DIRECTIVE:
Gather each line containing the string "this" from these entries.

======== RECORDS ========

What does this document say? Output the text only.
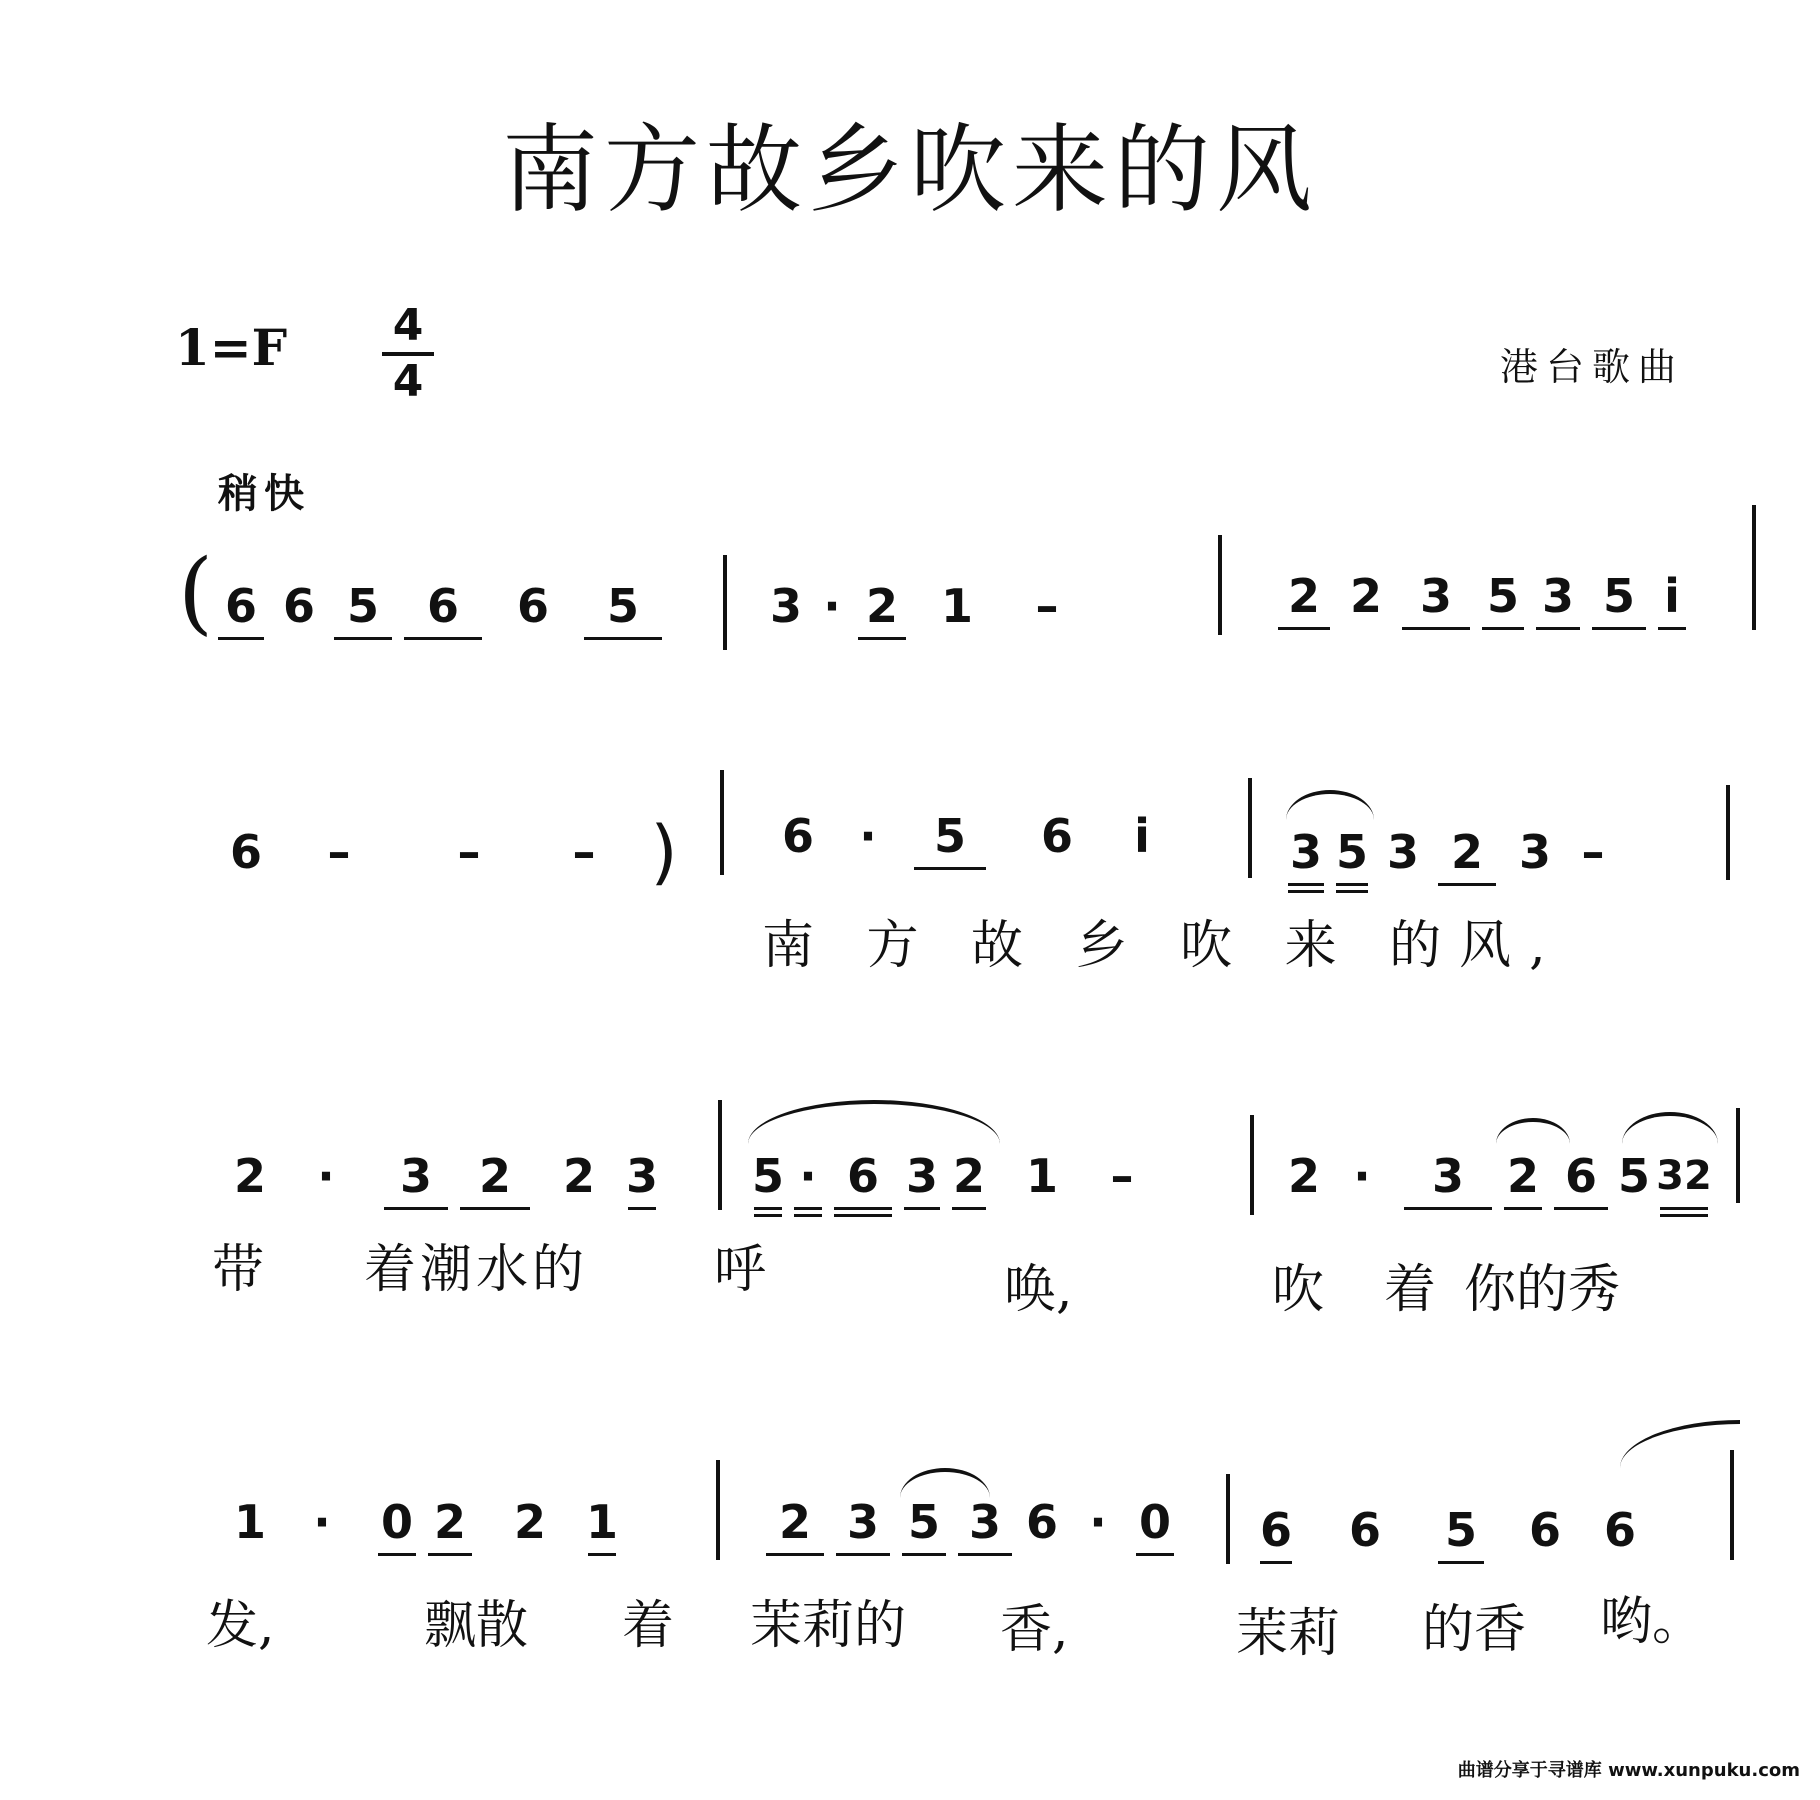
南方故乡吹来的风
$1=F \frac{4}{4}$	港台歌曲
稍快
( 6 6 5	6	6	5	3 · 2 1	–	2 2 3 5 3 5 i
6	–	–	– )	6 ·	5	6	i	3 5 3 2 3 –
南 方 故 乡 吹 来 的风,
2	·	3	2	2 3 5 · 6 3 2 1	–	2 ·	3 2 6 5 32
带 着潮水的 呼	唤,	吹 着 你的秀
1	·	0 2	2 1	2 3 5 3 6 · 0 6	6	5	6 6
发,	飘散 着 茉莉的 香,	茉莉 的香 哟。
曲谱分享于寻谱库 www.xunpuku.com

========
======== RECORDS ========

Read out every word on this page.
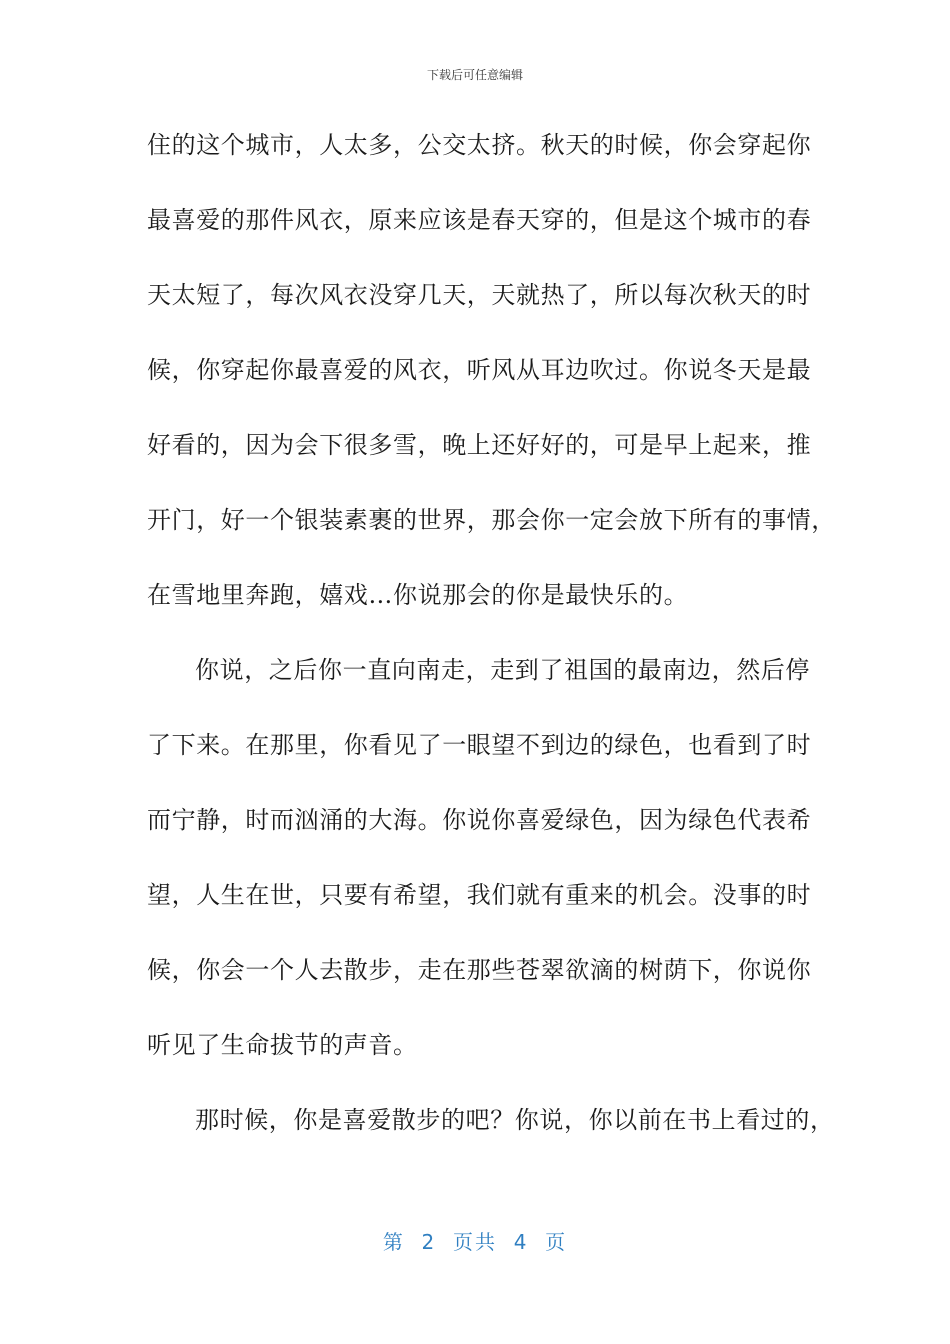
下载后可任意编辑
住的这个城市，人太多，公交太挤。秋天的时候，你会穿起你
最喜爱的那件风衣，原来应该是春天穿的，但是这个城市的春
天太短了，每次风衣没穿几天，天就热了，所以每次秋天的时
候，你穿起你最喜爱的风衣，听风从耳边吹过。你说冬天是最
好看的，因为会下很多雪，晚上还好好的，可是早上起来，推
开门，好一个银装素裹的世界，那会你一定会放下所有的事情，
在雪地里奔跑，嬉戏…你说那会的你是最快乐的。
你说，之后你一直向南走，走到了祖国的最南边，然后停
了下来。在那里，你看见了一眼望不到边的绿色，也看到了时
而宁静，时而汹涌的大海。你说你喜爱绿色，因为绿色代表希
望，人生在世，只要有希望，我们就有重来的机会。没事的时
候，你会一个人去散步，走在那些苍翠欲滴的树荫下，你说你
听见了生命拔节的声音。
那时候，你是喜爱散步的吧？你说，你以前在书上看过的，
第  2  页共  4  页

========

WRITTEN RESPONSE:
What does this document say? Output the text only.
Read out every word on this page.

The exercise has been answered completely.